--- Start of Task material ---

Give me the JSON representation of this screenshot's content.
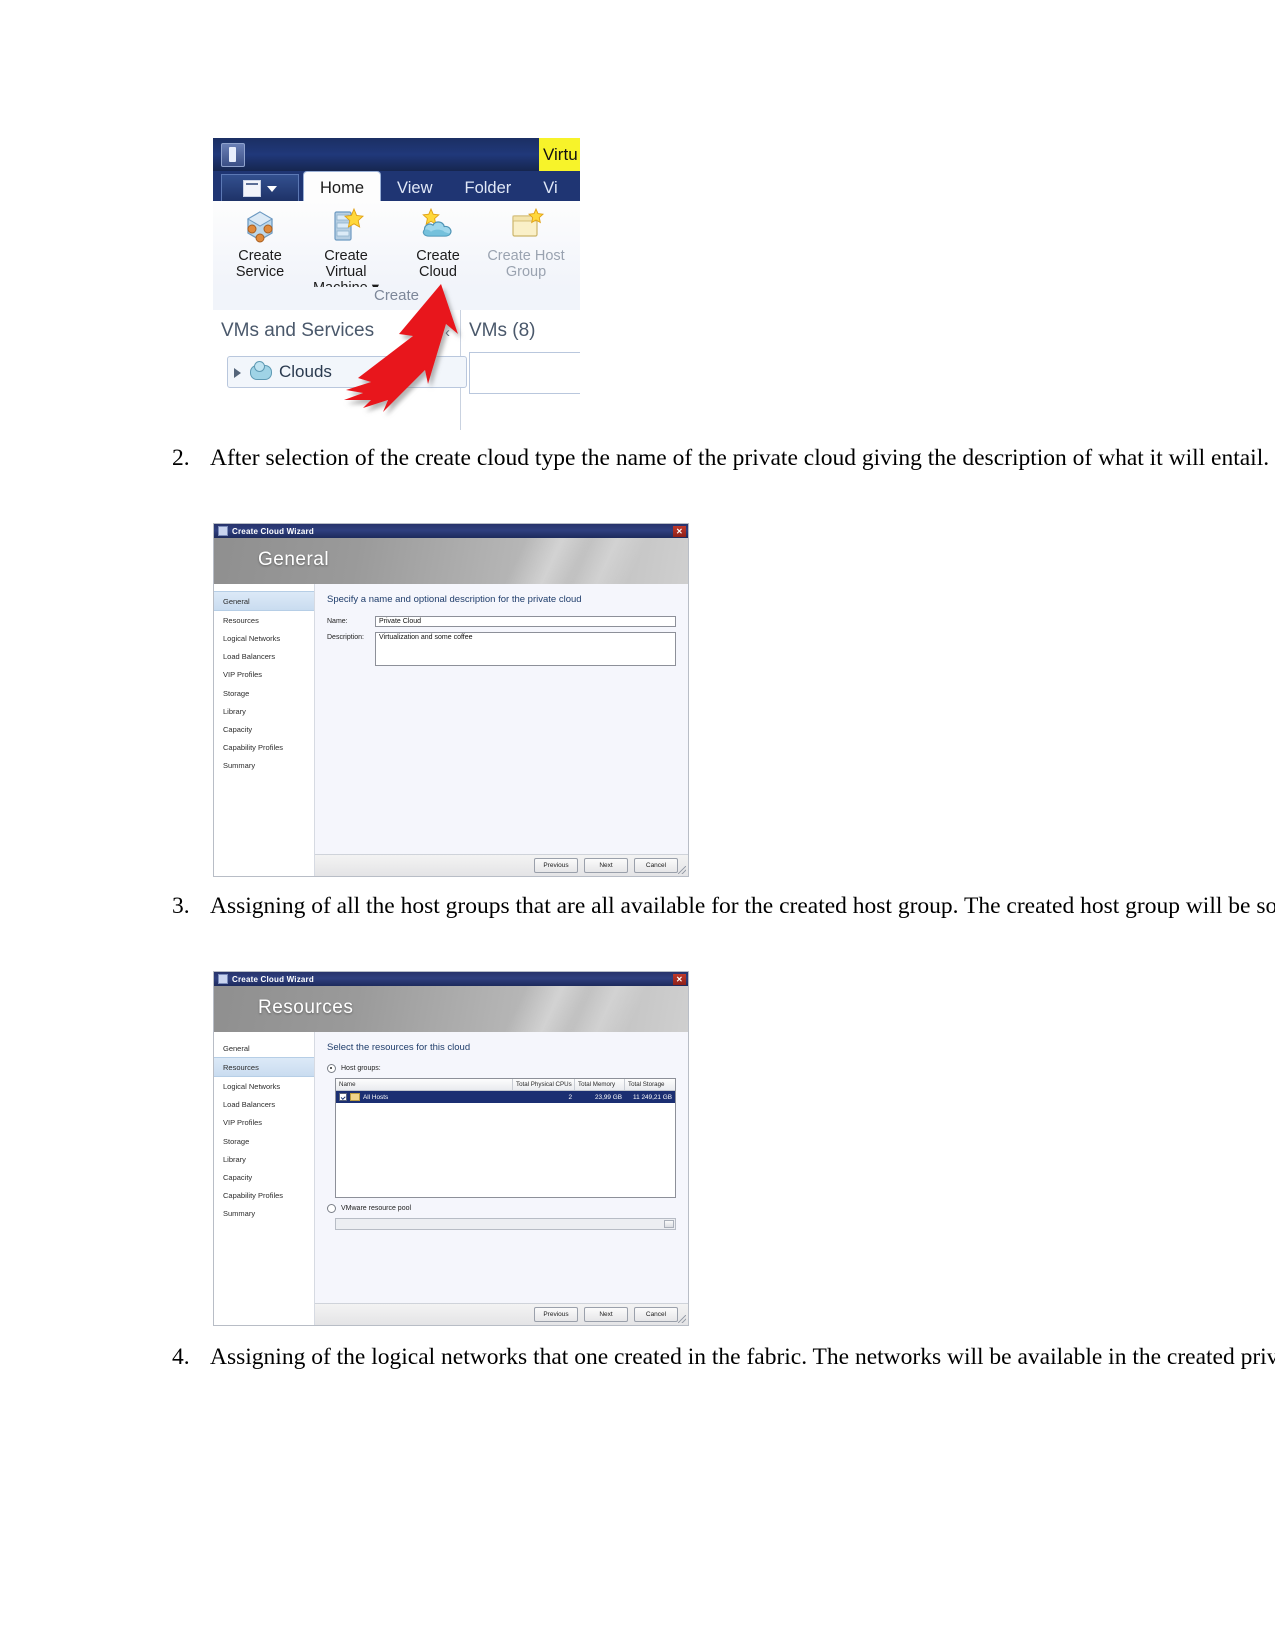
{
  "document": {
    "steps": [
      {
        "number": "2.",
        "text": "After selection of the create cloud type the name of the private cloud giving the description of what it will entail."
      },
      {
        "number": "3.",
        "text": "Assigning of all the host groups that are all available for the created host group. The created host group will be sorted in the fabric"
      },
      {
        "number": "4.",
        "text": "Assigning of the logical networks that one created in the fabric. The networks will be available in the created private cloud."
      }
    ]
  },
  "figure_ribbon": {
    "window_title": "Virtu",
    "app_menu_icon": "list-menu-icon",
    "tabs": [
      {
        "label": "Home",
        "active": true
      },
      {
        "label": "View",
        "active": false
      },
      {
        "label": "Folder",
        "active": false
      },
      {
        "label": "Vi",
        "active": false
      }
    ],
    "commands": [
      {
        "line1": "Create",
        "line2": "Service",
        "icon": "create-service-icon",
        "disabled": false
      },
      {
        "line1": "Create Virtual",
        "line2": "Machine ▾",
        "icon": "create-virtual-machine-icon",
        "disabled": false
      },
      {
        "line1": "Create",
        "line2": "Cloud",
        "icon": "create-cloud-icon",
        "disabled": false
      },
      {
        "line1": "Create Host",
        "line2": "Group",
        "icon": "create-host-group-icon",
        "disabled": true
      }
    ],
    "group_label": "Create",
    "pane_title": "VMs and Services",
    "collapse_chevron": "‹",
    "results_title": "VMs (8)",
    "tree_node": "Clouds",
    "annotation_color": "#e8141a"
  },
  "wizard_general": {
    "title": "Create Cloud Wizard",
    "title_icon": "wizard-window-icon",
    "close_label": "✕",
    "banner": "General",
    "nav": [
      {
        "label": "General",
        "active": true
      },
      {
        "label": "Resources",
        "active": false
      },
      {
        "label": "Logical Networks",
        "active": false
      },
      {
        "label": "Load Balancers",
        "active": false
      },
      {
        "label": "VIP Profiles",
        "active": false
      },
      {
        "label": "Storage",
        "active": false
      },
      {
        "label": "Library",
        "active": false
      },
      {
        "label": "Capacity",
        "active": false
      },
      {
        "label": "Capability Profiles",
        "active": false
      },
      {
        "label": "Summary",
        "active": false
      }
    ],
    "heading": "Specify a name and optional description for the private cloud",
    "fields": {
      "name_label": "Name:",
      "name_value": "Private Cloud",
      "description_label": "Description:",
      "description_value": "Virtualization and some coffee"
    },
    "buttons": {
      "previous": "Previous",
      "next": "Next",
      "cancel": "Cancel"
    }
  },
  "wizard_resources": {
    "title": "Create Cloud Wizard",
    "title_icon": "wizard-window-icon",
    "close_label": "✕",
    "banner": "Resources",
    "nav": [
      {
        "label": "General",
        "active": false
      },
      {
        "label": "Resources",
        "active": true
      },
      {
        "label": "Logical Networks",
        "active": false
      },
      {
        "label": "Load Balancers",
        "active": false
      },
      {
        "label": "VIP Profiles",
        "active": false
      },
      {
        "label": "Storage",
        "active": false
      },
      {
        "label": "Library",
        "active": false
      },
      {
        "label": "Capacity",
        "active": false
      },
      {
        "label": "Capability Profiles",
        "active": false
      },
      {
        "label": "Summary",
        "active": false
      }
    ],
    "heading": "Select the resources for this cloud",
    "options": {
      "host_groups_label": "Host groups:",
      "host_groups_selected": true,
      "vmware_pool_label": "VMware resource pool",
      "vmware_pool_selected": false
    },
    "table": {
      "headers": [
        "Name",
        "Total Physical CPUs",
        "Total Memory",
        "Total Storage"
      ],
      "rows": [
        {
          "name": "All Hosts",
          "checked": true,
          "total_physical_cpus": "2",
          "total_memory": "23,99 GB",
          "total_storage": "11 249,21 GB"
        }
      ]
    },
    "buttons": {
      "previous": "Previous",
      "next": "Next",
      "cancel": "Cancel"
    }
  }
}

--- End of Task material ---

▶ **Aim**
Quote each record exactly as it stands, minus the pictures.

▶ **Full output**
Give me the JSON representation of this screenshot's content.
{
  "document": {
    "steps": [
      {
        "number": "2.",
        "text": "After selection of the create cloud type the name of the private cloud giving the description of what it will entail."
      },
      {
        "number": "3.",
        "text": "Assigning of all the host groups that are all available for the created host group. The created host group will be sorted in the fabric"
      },
      {
        "number": "4.",
        "text": "Assigning of the logical networks that one created in the fabric. The networks will be available in the created private cloud."
      }
    ]
  },
  "figure_ribbon": {
    "window_title": "Virtu",
    "app_menu_icon": "list-menu-icon",
    "tabs": [
      {
        "label": "Home",
        "active": true
      },
      {
        "label": "View",
        "active": false
      },
      {
        "label": "Folder",
        "active": false
      },
      {
        "label": "Vi",
        "active": false
      }
    ],
    "commands": [
      {
        "line1": "Create",
        "line2": "Service",
        "icon": "create-service-icon",
        "disabled": false
      },
      {
        "line1": "Create Virtual",
        "line2": "Machine ▾",
        "icon": "create-virtual-machine-icon",
        "disabled": false
      },
      {
        "line1": "Create",
        "line2": "Cloud",
        "icon": "create-cloud-icon",
        "disabled": false
      },
      {
        "line1": "Create Host",
        "line2": "Group",
        "icon": "create-host-group-icon",
        "disabled": true
      }
    ],
    "group_label": "Create",
    "pane_title": "VMs and Services",
    "collapse_chevron": "‹",
    "results_title": "VMs (8)",
    "tree_node": "Clouds",
    "annotation_color": "#e8141a"
  },
  "wizard_general": {
    "title": "Create Cloud Wizard",
    "title_icon": "wizard-window-icon",
    "close_label": "✕",
    "banner": "General",
    "nav": [
      {
        "label": "General",
        "active": true
      },
      {
        "label": "Resources",
        "active": false
      },
      {
        "label": "Logical Networks",
        "active": false
      },
      {
        "label": "Load Balancers",
        "active": false
      },
      {
        "label": "VIP Profiles",
        "active": false
      },
      {
        "label": "Storage",
        "active": false
      },
      {
        "label": "Library",
        "active": false
      },
      {
        "label": "Capacity",
        "active": false
      },
      {
        "label": "Capability Profiles",
        "active": false
      },
      {
        "label": "Summary",
        "active": false
      }
    ],
    "heading": "Specify a name and optional description for the private cloud",
    "fields": {
      "name_label": "Name:",
      "name_value": "Private Cloud",
      "description_label": "Description:",
      "description_value": "Virtualization and some coffee"
    },
    "buttons": {
      "previous": "Previous",
      "next": "Next",
      "cancel": "Cancel"
    }
  },
  "wizard_resources": {
    "title": "Create Cloud Wizard",
    "title_icon": "wizard-window-icon",
    "close_label": "✕",
    "banner": "Resources",
    "nav": [
      {
        "label": "General",
        "active": false
      },
      {
        "label": "Resources",
        "active": true
      },
      {
        "label": "Logical Networks",
        "active": false
      },
      {
        "label": "Load Balancers",
        "active": false
      },
      {
        "label": "VIP Profiles",
        "active": false
      },
      {
        "label": "Storage",
        "active": false
      },
      {
        "label": "Library",
        "active": false
      },
      {
        "label": "Capacity",
        "active": false
      },
      {
        "label": "Capability Profiles",
        "active": false
      },
      {
        "label": "Summary",
        "active": false
      }
    ],
    "heading": "Select the resources for this cloud",
    "options": {
      "host_groups_label": "Host groups:",
      "host_groups_selected": true,
      "vmware_pool_label": "VMware resource pool",
      "vmware_pool_selected": false
    },
    "table": {
      "headers": [
        "Name",
        "Total Physical CPUs",
        "Total Memory",
        "Total Storage"
      ],
      "rows": [
        {
          "name": "All Hosts",
          "checked": true,
          "total_physical_cpus": "2",
          "total_memory": "23,99 GB",
          "total_storage": "11 249,21 GB"
        }
      ]
    },
    "buttons": {
      "previous": "Previous",
      "next": "Next",
      "cancel": "Cancel"
    }
  }
}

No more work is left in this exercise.